Given instruction: Exclude the pictures; give every entry again exactly as written.

[Start Data records]

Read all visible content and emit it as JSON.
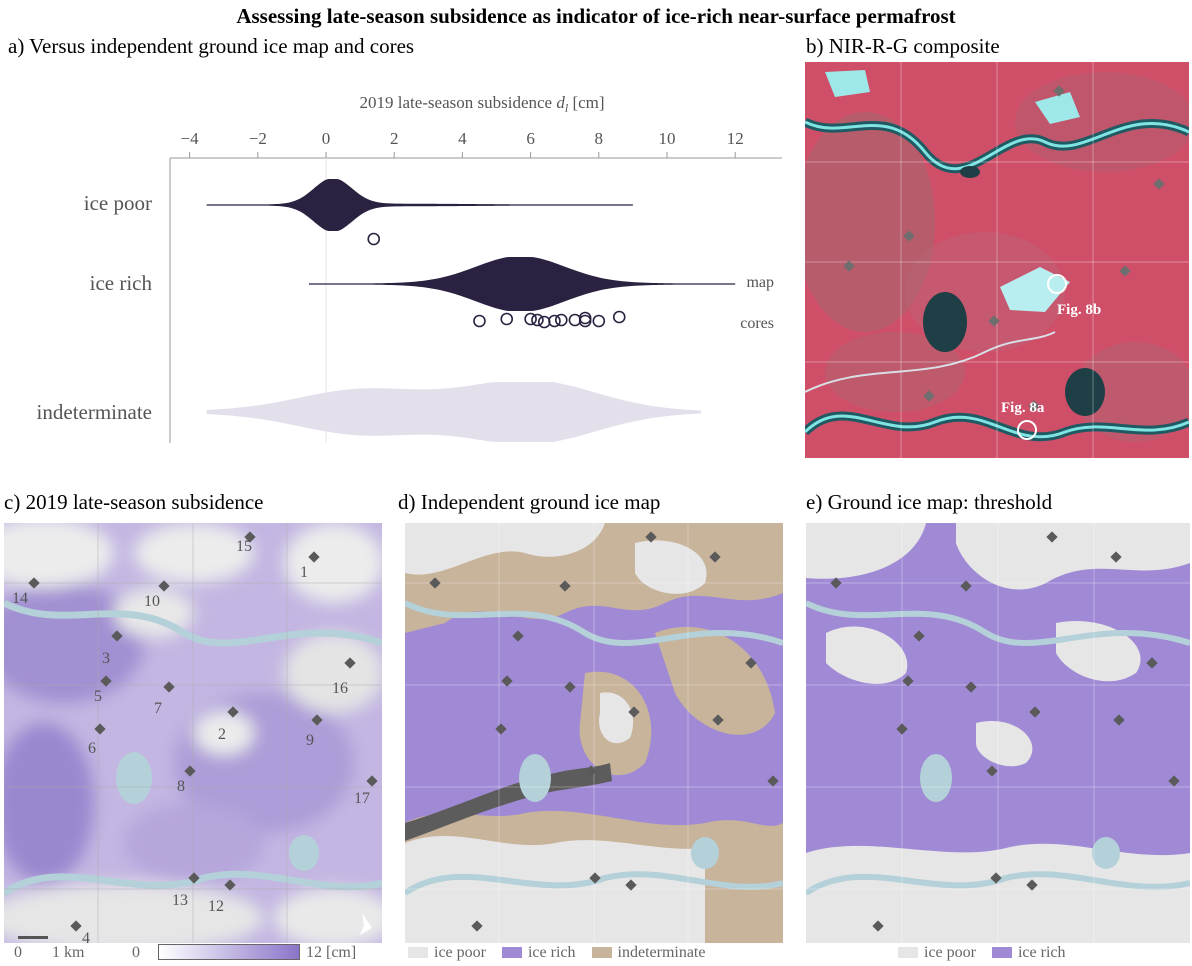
{
  "title": "Assessing late-season subsidence as indicator of ice-rich near-surface permafrost",
  "panels": {
    "a": "a) Versus independent ground ice map and cores",
    "b": "b) NIR-R-G composite",
    "c": "c) 2019 late-season subsidence",
    "d": "d) Independent ground ice map",
    "e": "e) Ground ice map: threshold"
  },
  "chart_data": {
    "type": "violin",
    "xlabel": "2019 late-season subsidence d_l [cm]",
    "xlabel_main": "2019 late-season subsidence ",
    "xlabel_sym": "d",
    "xlabel_sub": "l",
    "xlabel_unit": " [cm]",
    "xlim": [
      -4.5,
      13.5
    ],
    "xticks": [
      -4,
      -2,
      0,
      2,
      4,
      6,
      8,
      10,
      12
    ],
    "xtick_labels": [
      "−4",
      "−2",
      "0",
      "2",
      "4",
      "6",
      "8",
      "10",
      "12"
    ],
    "categories": [
      "ice poor",
      "ice rich",
      "indeterminate"
    ],
    "side_labels": {
      "map": "map",
      "cores": "cores"
    },
    "colors": {
      "ice_poor": "#2a2240",
      "ice_rich": "#2a2240",
      "indeterminate": "#e3e0ec",
      "dot": "#2a2240"
    },
    "series": [
      {
        "category": "ice poor",
        "range": [
          -3.5,
          9
        ],
        "mode": 0.2,
        "cores": [
          1.4
        ]
      },
      {
        "category": "ice rich",
        "range": [
          -0.5,
          12
        ],
        "mode": 5.7,
        "cores": [
          4.5,
          5.3,
          6.0,
          6.2,
          6.4,
          6.7,
          6.9,
          7.3,
          7.6,
          7.6,
          8.0,
          8.6
        ]
      },
      {
        "category": "indeterminate",
        "range": [
          -3.5,
          11
        ],
        "modes": [
          1,
          6
        ],
        "cores": []
      }
    ]
  },
  "composite": {
    "fig8b": "Fig. 8b",
    "fig8a": "Fig. 8a"
  },
  "subsidence": {
    "sites": [
      {
        "label": "15"
      },
      {
        "label": "1"
      },
      {
        "label": "14"
      },
      {
        "label": "10"
      },
      {
        "label": "3"
      },
      {
        "label": "16"
      },
      {
        "label": "5"
      },
      {
        "label": "7"
      },
      {
        "label": "2"
      },
      {
        "label": "6"
      },
      {
        "label": "9"
      },
      {
        "label": "8"
      },
      {
        "label": "17"
      },
      {
        "label": "13"
      },
      {
        "label": "12"
      },
      {
        "label": "4"
      }
    ],
    "scalebar_zero": "0",
    "scalebar_label": "1 km",
    "colorbar_min": "0",
    "colorbar_max": "12 [cm]",
    "colorbar_from": "#ffffff",
    "colorbar_to": "#8b74c9"
  },
  "legend_d": {
    "ice_poor": "ice poor",
    "ice_rich": "ice rich",
    "indeterminate": "indeterminate"
  },
  "legend_e": {
    "ice_poor": "ice poor",
    "ice_rich": "ice rich"
  },
  "map_colors": {
    "ice_poor": "#e6e6e6",
    "ice_rich": "#a08ad6",
    "indeterminate": "#c8b39b",
    "water": "#b9d3dc"
  }
}
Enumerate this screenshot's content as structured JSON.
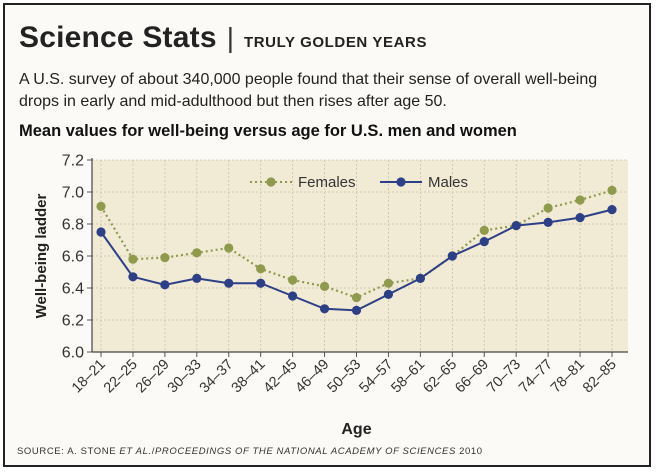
{
  "header": {
    "title": "Science Stats",
    "separator": "|",
    "subtitle": "TRULY GOLDEN YEARS"
  },
  "lede": "A U.S. survey of about 340,000 people found that their sense of overall well-being drops in early and mid-adulthood but then rises after age 50.",
  "source": {
    "prefix": "SOURCE: A. STONE ",
    "etal": "ET AL.",
    "mid": "/",
    "journal": "PROCEEDINGS OF THE NATIONAL ACADEMY OF SCIENCES",
    "year": " 2010"
  },
  "colors": {
    "plot_bg": "#f1ebd6",
    "grid": "#c9c0a4",
    "females": "#8f9a4c",
    "males": "#2d3f86"
  },
  "chart_data": {
    "type": "line",
    "title": "Mean values for well-being versus age for U.S. men and women",
    "xlabel": "Age",
    "ylabel": "Well-being ladder",
    "ylim": [
      6.0,
      7.2
    ],
    "yticks": [
      "6.0",
      "6.2",
      "6.4",
      "6.6",
      "6.8",
      "7.0",
      "7.2"
    ],
    "grid": true,
    "legend_position": "top-center",
    "categories": [
      "18–21",
      "22–25",
      "26–29",
      "30–33",
      "34–37",
      "38–41",
      "42–45",
      "46–49",
      "50–53",
      "54–57",
      "58–61",
      "62–65",
      "66–69",
      "70–73",
      "74–77",
      "78–81",
      "82–85"
    ],
    "series": [
      {
        "name": "Females",
        "style": "dotted",
        "values": [
          6.91,
          6.58,
          6.59,
          6.62,
          6.65,
          6.52,
          6.45,
          6.41,
          6.34,
          6.43,
          6.46,
          6.6,
          6.76,
          6.79,
          6.9,
          6.95,
          7.01
        ]
      },
      {
        "name": "Males",
        "style": "solid",
        "values": [
          6.75,
          6.47,
          6.42,
          6.46,
          6.43,
          6.43,
          6.35,
          6.27,
          6.26,
          6.36,
          6.46,
          6.6,
          6.69,
          6.79,
          6.81,
          6.84,
          6.89
        ]
      }
    ]
  }
}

[End Data records]

Task solution:
Read all visible content and emit it as JSON.
{
  "title": "Assessing late-season subsidence as indicator of ice-rich near-surface permafrost",
  "panels": {
    "a": "a) Versus independent ground ice map and cores",
    "b": "b) NIR-R-G composite",
    "c": "c) 2019 late-season subsidence",
    "d": "d) Independent ground ice map",
    "e": "e) Ground ice map: threshold"
  },
  "chart_data": {
    "type": "violin",
    "xlabel": "2019 late-season subsidence d_l [cm]",
    "xlabel_main": "2019 late-season subsidence ",
    "xlabel_sym": "d",
    "xlabel_sub": "l",
    "xlabel_unit": " [cm]",
    "xlim": [
      -4.5,
      13.5
    ],
    "xticks": [
      -4,
      -2,
      0,
      2,
      4,
      6,
      8,
      10,
      12
    ],
    "xtick_labels": [
      "−4",
      "−2",
      "0",
      "2",
      "4",
      "6",
      "8",
      "10",
      "12"
    ],
    "categories": [
      "ice poor",
      "ice rich",
      "indeterminate"
    ],
    "side_labels": {
      "map": "map",
      "cores": "cores"
    },
    "colors": {
      "ice_poor": "#2a2240",
      "ice_rich": "#2a2240",
      "indeterminate": "#e3e0ec",
      "dot": "#2a2240"
    },
    "series": [
      {
        "category": "ice poor",
        "range": [
          -3.5,
          9
        ],
        "mode": 0.2,
        "cores": [
          1.4
        ]
      },
      {
        "category": "ice rich",
        "range": [
          -0.5,
          12
        ],
        "mode": 5.7,
        "cores": [
          4.5,
          5.3,
          6.0,
          6.2,
          6.4,
          6.7,
          6.9,
          7.3,
          7.6,
          7.6,
          8.0,
          8.6
        ]
      },
      {
        "category": "indeterminate",
        "range": [
          -3.5,
          11
        ],
        "modes": [
          1,
          6
        ],
        "cores": []
      }
    ]
  },
  "composite": {
    "fig8b": "Fig. 8b",
    "fig8a": "Fig. 8a"
  },
  "subsidence": {
    "sites": [
      {
        "label": "15"
      },
      {
        "label": "1"
      },
      {
        "label": "14"
      },
      {
        "label": "10"
      },
      {
        "label": "3"
      },
      {
        "label": "16"
      },
      {
        "label": "5"
      },
      {
        "label": "7"
      },
      {
        "label": "2"
      },
      {
        "label": "6"
      },
      {
        "label": "9"
      },
      {
        "label": "8"
      },
      {
        "label": "17"
      },
      {
        "label": "13"
      },
      {
        "label": "12"
      },
      {
        "label": "4"
      }
    ],
    "scalebar_zero": "0",
    "scalebar_label": "1 km",
    "colorbar_min": "0",
    "colorbar_max": "12 [cm]",
    "colorbar_from": "#ffffff",
    "colorbar_to": "#8b74c9"
  },
  "legend_d": {
    "ice_poor": "ice poor",
    "ice_rich": "ice rich",
    "indeterminate": "indeterminate"
  },
  "legend_e": {
    "ice_poor": "ice poor",
    "ice_rich": "ice rich"
  },
  "map_colors": {
    "ice_poor": "#e6e6e6",
    "ice_rich": "#a08ad6",
    "indeterminate": "#c8b39b",
    "water": "#b9d3dc"
  }
}
Enumerate this screenshot's content as structured JSON.
{
  "header": {
    "title": "Science Stats",
    "separator": "|",
    "subtitle": "TRULY GOLDEN YEARS"
  },
  "lede": "A U.S. survey of about 340,000 people found that their sense of overall well-being drops in early and mid-adulthood but then rises after age 50.",
  "source": {
    "prefix": "SOURCE: A. STONE ",
    "etal": "ET AL.",
    "mid": "/",
    "journal": "PROCEEDINGS OF THE NATIONAL ACADEMY OF SCIENCES",
    "year": " 2010"
  },
  "colors": {
    "plot_bg": "#f1ebd6",
    "grid": "#c9c0a4",
    "females": "#8f9a4c",
    "males": "#2d3f86"
  },
  "chart_data": {
    "type": "line",
    "title": "Mean values for well-being versus age for U.S. men and women",
    "xlabel": "Age",
    "ylabel": "Well-being ladder",
    "ylim": [
      6.0,
      7.2
    ],
    "yticks": [
      "6.0",
      "6.2",
      "6.4",
      "6.6",
      "6.8",
      "7.0",
      "7.2"
    ],
    "grid": true,
    "legend_position": "top-center",
    "categories": [
      "18–21",
      "22–25",
      "26–29",
      "30–33",
      "34–37",
      "38–41",
      "42–45",
      "46–49",
      "50–53",
      "54–57",
      "58–61",
      "62–65",
      "66–69",
      "70–73",
      "74–77",
      "78–81",
      "82–85"
    ],
    "series": [
      {
        "name": "Females",
        "style": "dotted",
        "values": [
          6.91,
          6.58,
          6.59,
          6.62,
          6.65,
          6.52,
          6.45,
          6.41,
          6.34,
          6.43,
          6.46,
          6.6,
          6.76,
          6.79,
          6.9,
          6.95,
          7.01
        ]
      },
      {
        "name": "Males",
        "style": "solid",
        "values": [
          6.75,
          6.47,
          6.42,
          6.46,
          6.43,
          6.43,
          6.35,
          6.27,
          6.26,
          6.36,
          6.46,
          6.6,
          6.69,
          6.79,
          6.81,
          6.84,
          6.89
        ]
      }
    ]
  }
}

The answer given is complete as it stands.